** Start THE INPUT **
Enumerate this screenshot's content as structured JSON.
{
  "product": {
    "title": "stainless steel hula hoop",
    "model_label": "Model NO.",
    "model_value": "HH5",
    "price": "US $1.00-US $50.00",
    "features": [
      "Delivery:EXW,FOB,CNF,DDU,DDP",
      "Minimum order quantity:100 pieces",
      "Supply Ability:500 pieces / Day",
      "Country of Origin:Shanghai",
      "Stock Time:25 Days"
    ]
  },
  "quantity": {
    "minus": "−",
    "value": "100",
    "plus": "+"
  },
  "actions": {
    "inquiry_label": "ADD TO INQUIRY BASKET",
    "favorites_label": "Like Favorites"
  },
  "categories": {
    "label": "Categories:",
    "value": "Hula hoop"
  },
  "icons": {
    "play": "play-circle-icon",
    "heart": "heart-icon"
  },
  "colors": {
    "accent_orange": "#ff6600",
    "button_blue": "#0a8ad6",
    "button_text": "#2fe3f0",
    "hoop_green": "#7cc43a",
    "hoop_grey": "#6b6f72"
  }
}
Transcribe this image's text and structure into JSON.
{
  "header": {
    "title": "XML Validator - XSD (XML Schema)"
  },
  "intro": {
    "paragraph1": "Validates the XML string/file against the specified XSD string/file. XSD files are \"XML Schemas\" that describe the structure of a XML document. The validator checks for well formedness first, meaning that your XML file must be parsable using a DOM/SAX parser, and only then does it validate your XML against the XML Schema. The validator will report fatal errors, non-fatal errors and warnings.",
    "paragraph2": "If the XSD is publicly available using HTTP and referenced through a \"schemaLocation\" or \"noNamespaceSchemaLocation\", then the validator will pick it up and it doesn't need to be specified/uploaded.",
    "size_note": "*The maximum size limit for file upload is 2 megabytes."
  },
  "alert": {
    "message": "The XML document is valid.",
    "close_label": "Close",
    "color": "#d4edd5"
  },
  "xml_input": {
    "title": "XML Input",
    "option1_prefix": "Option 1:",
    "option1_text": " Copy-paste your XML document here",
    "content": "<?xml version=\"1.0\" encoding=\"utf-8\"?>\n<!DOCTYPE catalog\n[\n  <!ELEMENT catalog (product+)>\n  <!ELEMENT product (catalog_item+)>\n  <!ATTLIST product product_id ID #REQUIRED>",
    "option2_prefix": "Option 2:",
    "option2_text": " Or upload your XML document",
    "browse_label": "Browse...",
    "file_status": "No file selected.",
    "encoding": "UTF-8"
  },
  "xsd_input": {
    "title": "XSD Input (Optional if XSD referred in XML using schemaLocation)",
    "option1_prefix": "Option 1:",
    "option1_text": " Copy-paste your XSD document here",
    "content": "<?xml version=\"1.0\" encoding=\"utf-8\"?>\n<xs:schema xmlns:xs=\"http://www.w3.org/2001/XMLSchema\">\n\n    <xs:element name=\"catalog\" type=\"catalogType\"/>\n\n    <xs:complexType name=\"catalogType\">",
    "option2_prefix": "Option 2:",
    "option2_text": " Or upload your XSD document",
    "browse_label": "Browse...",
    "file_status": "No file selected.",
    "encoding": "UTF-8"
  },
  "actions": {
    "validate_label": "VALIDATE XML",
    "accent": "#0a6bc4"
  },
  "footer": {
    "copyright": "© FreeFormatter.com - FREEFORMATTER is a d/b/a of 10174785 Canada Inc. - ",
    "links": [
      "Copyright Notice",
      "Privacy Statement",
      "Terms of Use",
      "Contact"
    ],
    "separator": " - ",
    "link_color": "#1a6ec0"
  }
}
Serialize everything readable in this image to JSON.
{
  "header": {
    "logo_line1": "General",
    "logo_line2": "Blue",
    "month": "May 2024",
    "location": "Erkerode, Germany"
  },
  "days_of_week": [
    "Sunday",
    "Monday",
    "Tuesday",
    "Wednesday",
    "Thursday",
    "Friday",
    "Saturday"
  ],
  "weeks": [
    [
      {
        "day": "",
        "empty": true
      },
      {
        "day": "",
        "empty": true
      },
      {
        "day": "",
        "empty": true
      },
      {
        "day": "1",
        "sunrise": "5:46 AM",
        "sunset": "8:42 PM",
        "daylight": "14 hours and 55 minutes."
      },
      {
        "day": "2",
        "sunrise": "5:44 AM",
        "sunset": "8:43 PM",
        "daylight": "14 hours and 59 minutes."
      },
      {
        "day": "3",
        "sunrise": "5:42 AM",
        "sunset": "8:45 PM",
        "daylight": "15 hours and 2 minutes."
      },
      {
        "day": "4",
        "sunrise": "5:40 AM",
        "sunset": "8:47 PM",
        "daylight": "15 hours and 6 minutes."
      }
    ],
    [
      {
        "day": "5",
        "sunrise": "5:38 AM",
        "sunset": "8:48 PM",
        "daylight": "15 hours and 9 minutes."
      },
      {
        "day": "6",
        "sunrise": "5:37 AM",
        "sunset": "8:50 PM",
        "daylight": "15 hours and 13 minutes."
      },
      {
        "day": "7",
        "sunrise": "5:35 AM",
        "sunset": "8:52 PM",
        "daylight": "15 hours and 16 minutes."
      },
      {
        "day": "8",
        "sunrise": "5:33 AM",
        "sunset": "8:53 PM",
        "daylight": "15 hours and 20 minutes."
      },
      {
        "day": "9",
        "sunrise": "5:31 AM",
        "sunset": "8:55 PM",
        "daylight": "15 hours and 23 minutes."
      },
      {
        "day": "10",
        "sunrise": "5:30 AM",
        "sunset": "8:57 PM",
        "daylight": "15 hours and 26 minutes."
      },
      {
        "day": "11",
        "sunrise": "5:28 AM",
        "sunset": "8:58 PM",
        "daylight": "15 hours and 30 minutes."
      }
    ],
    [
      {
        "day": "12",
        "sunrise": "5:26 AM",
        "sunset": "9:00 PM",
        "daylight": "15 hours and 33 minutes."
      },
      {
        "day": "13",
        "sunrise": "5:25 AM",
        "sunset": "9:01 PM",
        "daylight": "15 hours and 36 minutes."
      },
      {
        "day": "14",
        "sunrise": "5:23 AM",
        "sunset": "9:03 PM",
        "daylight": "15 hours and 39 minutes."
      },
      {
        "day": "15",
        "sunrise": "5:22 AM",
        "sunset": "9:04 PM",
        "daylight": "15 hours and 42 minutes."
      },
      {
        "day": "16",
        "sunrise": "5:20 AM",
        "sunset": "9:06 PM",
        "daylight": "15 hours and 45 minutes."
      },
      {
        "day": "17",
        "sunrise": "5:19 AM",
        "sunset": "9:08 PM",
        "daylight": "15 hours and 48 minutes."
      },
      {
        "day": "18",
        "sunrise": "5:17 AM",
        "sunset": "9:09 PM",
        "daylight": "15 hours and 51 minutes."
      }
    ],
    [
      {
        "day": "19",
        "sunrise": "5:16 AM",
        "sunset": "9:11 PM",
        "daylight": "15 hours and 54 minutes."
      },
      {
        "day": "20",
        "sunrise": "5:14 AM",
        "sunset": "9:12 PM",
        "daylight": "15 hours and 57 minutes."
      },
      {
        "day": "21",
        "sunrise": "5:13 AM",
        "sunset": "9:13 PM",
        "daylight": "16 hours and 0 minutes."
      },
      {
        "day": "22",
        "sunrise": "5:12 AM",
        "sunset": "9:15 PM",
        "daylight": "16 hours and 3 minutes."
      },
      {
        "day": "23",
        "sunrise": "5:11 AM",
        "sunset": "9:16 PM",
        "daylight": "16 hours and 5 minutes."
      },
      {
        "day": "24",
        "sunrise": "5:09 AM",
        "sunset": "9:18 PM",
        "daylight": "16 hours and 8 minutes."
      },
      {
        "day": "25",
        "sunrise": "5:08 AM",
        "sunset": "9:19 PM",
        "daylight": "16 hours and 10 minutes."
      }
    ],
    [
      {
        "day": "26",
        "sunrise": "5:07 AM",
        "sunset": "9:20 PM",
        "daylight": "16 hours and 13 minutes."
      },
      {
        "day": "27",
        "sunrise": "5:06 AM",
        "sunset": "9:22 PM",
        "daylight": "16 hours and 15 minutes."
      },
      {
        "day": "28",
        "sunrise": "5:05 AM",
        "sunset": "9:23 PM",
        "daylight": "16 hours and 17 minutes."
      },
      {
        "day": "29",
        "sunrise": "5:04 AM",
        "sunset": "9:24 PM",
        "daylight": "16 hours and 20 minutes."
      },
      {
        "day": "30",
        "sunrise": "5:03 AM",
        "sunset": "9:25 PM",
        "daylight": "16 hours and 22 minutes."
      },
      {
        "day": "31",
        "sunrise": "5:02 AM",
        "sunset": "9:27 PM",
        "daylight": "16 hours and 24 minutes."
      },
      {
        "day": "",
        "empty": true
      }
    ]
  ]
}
** End THE INPUT **
**WRITTEN TASK**: Of the lines in the records, how many contain the word "quantity"? Answer with the number and nothing else.

**FINAL RESULT**: 2